**What this task involves**
Transcribe each entry below exactly. Pictures do not go in the copy.

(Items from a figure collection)
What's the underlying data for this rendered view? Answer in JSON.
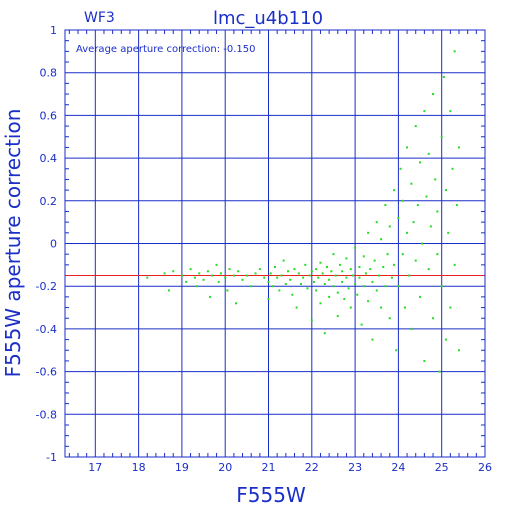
{
  "chart_data": {
    "type": "scatter",
    "title": "lmc_u4b110",
    "chip_label": "WF3",
    "annotation": "Average aperture correction: -0.150",
    "xlabel": "F555W",
    "ylabel": "F555W aperture correction",
    "xlim": [
      16.3,
      26.0
    ],
    "ylim": [
      -1,
      1
    ],
    "xticks": [
      "17",
      "18",
      "19",
      "20",
      "21",
      "22",
      "23",
      "24",
      "25",
      "26"
    ],
    "yticks": [
      "-1",
      "-0.8",
      "-0.6",
      "-0.4",
      "-0.2",
      "0",
      "0.2",
      "0.4",
      "0.6",
      "0.8",
      "1"
    ],
    "grid": true,
    "reference_line": {
      "y": -0.15,
      "color": "#e82020"
    },
    "colors": {
      "axis": "#1a2ec8",
      "points": "#22dd22",
      "reference": "#e82020"
    },
    "points": [
      [
        18.2,
        -0.16
      ],
      [
        18.6,
        -0.14
      ],
      [
        18.7,
        -0.22
      ],
      [
        18.8,
        -0.13
      ],
      [
        19.0,
        -0.15
      ],
      [
        19.1,
        -0.18
      ],
      [
        19.2,
        -0.12
      ],
      [
        19.3,
        -0.16
      ],
      [
        19.35,
        -0.2
      ],
      [
        19.4,
        -0.14
      ],
      [
        19.5,
        -0.17
      ],
      [
        19.6,
        -0.13
      ],
      [
        19.65,
        -0.25
      ],
      [
        19.7,
        -0.15
      ],
      [
        19.8,
        -0.1
      ],
      [
        19.85,
        -0.18
      ],
      [
        19.9,
        -0.14
      ],
      [
        20.0,
        -0.16
      ],
      [
        20.05,
        -0.22
      ],
      [
        20.1,
        -0.12
      ],
      [
        20.2,
        -0.15
      ],
      [
        20.25,
        -0.28
      ],
      [
        20.3,
        -0.13
      ],
      [
        20.4,
        -0.17
      ],
      [
        20.5,
        -0.15
      ],
      [
        20.6,
        -0.2
      ],
      [
        20.7,
        -0.14
      ],
      [
        20.8,
        -0.12
      ],
      [
        20.9,
        -0.16
      ],
      [
        21.0,
        -0.18
      ],
      [
        21.0,
        -0.26
      ],
      [
        21.05,
        -0.14
      ],
      [
        21.1,
        -0.2
      ],
      [
        21.15,
        -0.11
      ],
      [
        21.2,
        -0.16
      ],
      [
        21.25,
        -0.22
      ],
      [
        21.3,
        -0.15
      ],
      [
        21.35,
        -0.08
      ],
      [
        21.4,
        -0.19
      ],
      [
        21.45,
        -0.13
      ],
      [
        21.5,
        -0.17
      ],
      [
        21.55,
        -0.24
      ],
      [
        21.6,
        -0.12
      ],
      [
        21.65,
        -0.3
      ],
      [
        21.7,
        -0.14
      ],
      [
        21.75,
        -0.19
      ],
      [
        21.8,
        -0.16
      ],
      [
        21.85,
        -0.1
      ],
      [
        21.9,
        -0.21
      ],
      [
        21.95,
        -0.15
      ],
      [
        22.0,
        -0.13
      ],
      [
        22.0,
        -0.36
      ],
      [
        22.05,
        -0.18
      ],
      [
        22.1,
        -0.22
      ],
      [
        22.1,
        -0.12
      ],
      [
        22.15,
        -0.16
      ],
      [
        22.2,
        -0.28
      ],
      [
        22.2,
        -0.09
      ],
      [
        22.25,
        -0.14
      ],
      [
        22.3,
        -0.19
      ],
      [
        22.3,
        -0.42
      ],
      [
        22.35,
        -0.11
      ],
      [
        22.4,
        -0.17
      ],
      [
        22.4,
        -0.25
      ],
      [
        22.45,
        -0.13
      ],
      [
        22.5,
        -0.2
      ],
      [
        22.5,
        -0.05
      ],
      [
        22.55,
        -0.15
      ],
      [
        22.6,
        -0.23
      ],
      [
        22.6,
        -0.34
      ],
      [
        22.65,
        -0.1
      ],
      [
        22.7,
        -0.18
      ],
      [
        22.7,
        -0.13
      ],
      [
        22.75,
        -0.26
      ],
      [
        22.8,
        -0.07
      ],
      [
        22.8,
        -0.16
      ],
      [
        22.85,
        -0.21
      ],
      [
        22.9,
        -0.12
      ],
      [
        22.9,
        -0.3
      ],
      [
        22.95,
        -0.15
      ],
      [
        23.0,
        -0.19
      ],
      [
        23.0,
        -0.02
      ],
      [
        23.05,
        -0.24
      ],
      [
        23.1,
        -0.11
      ],
      [
        23.1,
        -0.16
      ],
      [
        23.15,
        -0.38
      ],
      [
        23.2,
        -0.06
      ],
      [
        23.2,
        -0.2
      ],
      [
        23.25,
        -0.14
      ],
      [
        23.3,
        -0.27
      ],
      [
        23.3,
        0.05
      ],
      [
        23.35,
        -0.12
      ],
      [
        23.4,
        -0.18
      ],
      [
        23.4,
        -0.45
      ],
      [
        23.45,
        -0.08
      ],
      [
        23.5,
        -0.22
      ],
      [
        23.5,
        0.1
      ],
      [
        23.55,
        -0.15
      ],
      [
        23.6,
        -0.3
      ],
      [
        23.6,
        0.02
      ],
      [
        23.65,
        -0.11
      ],
      [
        23.7,
        -0.2
      ],
      [
        23.7,
        0.18
      ],
      [
        23.75,
        -0.05
      ],
      [
        23.8,
        -0.35
      ],
      [
        23.8,
        0.08
      ],
      [
        23.85,
        -0.16
      ],
      [
        23.9,
        0.25
      ],
      [
        23.9,
        -0.1
      ],
      [
        23.95,
        -0.5
      ],
      [
        24.0,
        0.12
      ],
      [
        24.0,
        -0.2
      ],
      [
        24.05,
        0.35
      ],
      [
        24.1,
        -0.05
      ],
      [
        24.1,
        0.2
      ],
      [
        24.15,
        -0.3
      ],
      [
        24.2,
        0.05
      ],
      [
        24.2,
        0.45
      ],
      [
        24.25,
        -0.15
      ],
      [
        24.3,
        0.28
      ],
      [
        24.3,
        -0.4
      ],
      [
        24.35,
        0.1
      ],
      [
        24.4,
        0.55
      ],
      [
        24.4,
        -0.08
      ],
      [
        24.45,
        0.18
      ],
      [
        24.5,
        -0.25
      ],
      [
        24.5,
        0.38
      ],
      [
        24.55,
        0.0
      ],
      [
        24.6,
        -0.55
      ],
      [
        24.6,
        0.62
      ],
      [
        24.65,
        0.22
      ],
      [
        24.7,
        -0.12
      ],
      [
        24.7,
        0.42
      ],
      [
        24.75,
        0.08
      ],
      [
        24.8,
        -0.35
      ],
      [
        24.8,
        0.7
      ],
      [
        24.85,
        0.3
      ],
      [
        24.9,
        -0.05
      ],
      [
        24.9,
        0.15
      ],
      [
        24.95,
        -0.6
      ],
      [
        25.0,
        0.5
      ],
      [
        25.0,
        -0.2
      ],
      [
        25.05,
        0.78
      ],
      [
        25.1,
        0.25
      ],
      [
        25.1,
        -0.45
      ],
      [
        25.15,
        0.05
      ],
      [
        25.2,
        0.62
      ],
      [
        25.2,
        -0.3
      ],
      [
        25.25,
        0.35
      ],
      [
        25.3,
        -0.1
      ],
      [
        25.3,
        0.9
      ],
      [
        25.35,
        0.18
      ],
      [
        25.4,
        -0.5
      ],
      [
        25.4,
        0.45
      ]
    ]
  }
}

**Task response**
What's the underlying data for this rendered view? Answer in JSON.
{
  "chart_data": {
    "type": "scatter",
    "title": "lmc_u4b110",
    "chip_label": "WF3",
    "annotation": "Average aperture correction: -0.150",
    "xlabel": "F555W",
    "ylabel": "F555W aperture correction",
    "xlim": [
      16.3,
      26.0
    ],
    "ylim": [
      -1,
      1
    ],
    "xticks": [
      "17",
      "18",
      "19",
      "20",
      "21",
      "22",
      "23",
      "24",
      "25",
      "26"
    ],
    "yticks": [
      "-1",
      "-0.8",
      "-0.6",
      "-0.4",
      "-0.2",
      "0",
      "0.2",
      "0.4",
      "0.6",
      "0.8",
      "1"
    ],
    "grid": true,
    "reference_line": {
      "y": -0.15,
      "color": "#e82020"
    },
    "colors": {
      "axis": "#1a2ec8",
      "points": "#22dd22",
      "reference": "#e82020"
    },
    "points": [
      [
        18.2,
        -0.16
      ],
      [
        18.6,
        -0.14
      ],
      [
        18.7,
        -0.22
      ],
      [
        18.8,
        -0.13
      ],
      [
        19.0,
        -0.15
      ],
      [
        19.1,
        -0.18
      ],
      [
        19.2,
        -0.12
      ],
      [
        19.3,
        -0.16
      ],
      [
        19.35,
        -0.2
      ],
      [
        19.4,
        -0.14
      ],
      [
        19.5,
        -0.17
      ],
      [
        19.6,
        -0.13
      ],
      [
        19.65,
        -0.25
      ],
      [
        19.7,
        -0.15
      ],
      [
        19.8,
        -0.1
      ],
      [
        19.85,
        -0.18
      ],
      [
        19.9,
        -0.14
      ],
      [
        20.0,
        -0.16
      ],
      [
        20.05,
        -0.22
      ],
      [
        20.1,
        -0.12
      ],
      [
        20.2,
        -0.15
      ],
      [
        20.25,
        -0.28
      ],
      [
        20.3,
        -0.13
      ],
      [
        20.4,
        -0.17
      ],
      [
        20.5,
        -0.15
      ],
      [
        20.6,
        -0.2
      ],
      [
        20.7,
        -0.14
      ],
      [
        20.8,
        -0.12
      ],
      [
        20.9,
        -0.16
      ],
      [
        21.0,
        -0.18
      ],
      [
        21.0,
        -0.26
      ],
      [
        21.05,
        -0.14
      ],
      [
        21.1,
        -0.2
      ],
      [
        21.15,
        -0.11
      ],
      [
        21.2,
        -0.16
      ],
      [
        21.25,
        -0.22
      ],
      [
        21.3,
        -0.15
      ],
      [
        21.35,
        -0.08
      ],
      [
        21.4,
        -0.19
      ],
      [
        21.45,
        -0.13
      ],
      [
        21.5,
        -0.17
      ],
      [
        21.55,
        -0.24
      ],
      [
        21.6,
        -0.12
      ],
      [
        21.65,
        -0.3
      ],
      [
        21.7,
        -0.14
      ],
      [
        21.75,
        -0.19
      ],
      [
        21.8,
        -0.16
      ],
      [
        21.85,
        -0.1
      ],
      [
        21.9,
        -0.21
      ],
      [
        21.95,
        -0.15
      ],
      [
        22.0,
        -0.13
      ],
      [
        22.0,
        -0.36
      ],
      [
        22.05,
        -0.18
      ],
      [
        22.1,
        -0.22
      ],
      [
        22.1,
        -0.12
      ],
      [
        22.15,
        -0.16
      ],
      [
        22.2,
        -0.28
      ],
      [
        22.2,
        -0.09
      ],
      [
        22.25,
        -0.14
      ],
      [
        22.3,
        -0.19
      ],
      [
        22.3,
        -0.42
      ],
      [
        22.35,
        -0.11
      ],
      [
        22.4,
        -0.17
      ],
      [
        22.4,
        -0.25
      ],
      [
        22.45,
        -0.13
      ],
      [
        22.5,
        -0.2
      ],
      [
        22.5,
        -0.05
      ],
      [
        22.55,
        -0.15
      ],
      [
        22.6,
        -0.23
      ],
      [
        22.6,
        -0.34
      ],
      [
        22.65,
        -0.1
      ],
      [
        22.7,
        -0.18
      ],
      [
        22.7,
        -0.13
      ],
      [
        22.75,
        -0.26
      ],
      [
        22.8,
        -0.07
      ],
      [
        22.8,
        -0.16
      ],
      [
        22.85,
        -0.21
      ],
      [
        22.9,
        -0.12
      ],
      [
        22.9,
        -0.3
      ],
      [
        22.95,
        -0.15
      ],
      [
        23.0,
        -0.19
      ],
      [
        23.0,
        -0.02
      ],
      [
        23.05,
        -0.24
      ],
      [
        23.1,
        -0.11
      ],
      [
        23.1,
        -0.16
      ],
      [
        23.15,
        -0.38
      ],
      [
        23.2,
        -0.06
      ],
      [
        23.2,
        -0.2
      ],
      [
        23.25,
        -0.14
      ],
      [
        23.3,
        -0.27
      ],
      [
        23.3,
        0.05
      ],
      [
        23.35,
        -0.12
      ],
      [
        23.4,
        -0.18
      ],
      [
        23.4,
        -0.45
      ],
      [
        23.45,
        -0.08
      ],
      [
        23.5,
        -0.22
      ],
      [
        23.5,
        0.1
      ],
      [
        23.55,
        -0.15
      ],
      [
        23.6,
        -0.3
      ],
      [
        23.6,
        0.02
      ],
      [
        23.65,
        -0.11
      ],
      [
        23.7,
        -0.2
      ],
      [
        23.7,
        0.18
      ],
      [
        23.75,
        -0.05
      ],
      [
        23.8,
        -0.35
      ],
      [
        23.8,
        0.08
      ],
      [
        23.85,
        -0.16
      ],
      [
        23.9,
        0.25
      ],
      [
        23.9,
        -0.1
      ],
      [
        23.95,
        -0.5
      ],
      [
        24.0,
        0.12
      ],
      [
        24.0,
        -0.2
      ],
      [
        24.05,
        0.35
      ],
      [
        24.1,
        -0.05
      ],
      [
        24.1,
        0.2
      ],
      [
        24.15,
        -0.3
      ],
      [
        24.2,
        0.05
      ],
      [
        24.2,
        0.45
      ],
      [
        24.25,
        -0.15
      ],
      [
        24.3,
        0.28
      ],
      [
        24.3,
        -0.4
      ],
      [
        24.35,
        0.1
      ],
      [
        24.4,
        0.55
      ],
      [
        24.4,
        -0.08
      ],
      [
        24.45,
        0.18
      ],
      [
        24.5,
        -0.25
      ],
      [
        24.5,
        0.38
      ],
      [
        24.55,
        0.0
      ],
      [
        24.6,
        -0.55
      ],
      [
        24.6,
        0.62
      ],
      [
        24.65,
        0.22
      ],
      [
        24.7,
        -0.12
      ],
      [
        24.7,
        0.42
      ],
      [
        24.75,
        0.08
      ],
      [
        24.8,
        -0.35
      ],
      [
        24.8,
        0.7
      ],
      [
        24.85,
        0.3
      ],
      [
        24.9,
        -0.05
      ],
      [
        24.9,
        0.15
      ],
      [
        24.95,
        -0.6
      ],
      [
        25.0,
        0.5
      ],
      [
        25.0,
        -0.2
      ],
      [
        25.05,
        0.78
      ],
      [
        25.1,
        0.25
      ],
      [
        25.1,
        -0.45
      ],
      [
        25.15,
        0.05
      ],
      [
        25.2,
        0.62
      ],
      [
        25.2,
        -0.3
      ],
      [
        25.25,
        0.35
      ],
      [
        25.3,
        -0.1
      ],
      [
        25.3,
        0.9
      ],
      [
        25.35,
        0.18
      ],
      [
        25.4,
        -0.5
      ],
      [
        25.4,
        0.45
      ]
    ]
  }
}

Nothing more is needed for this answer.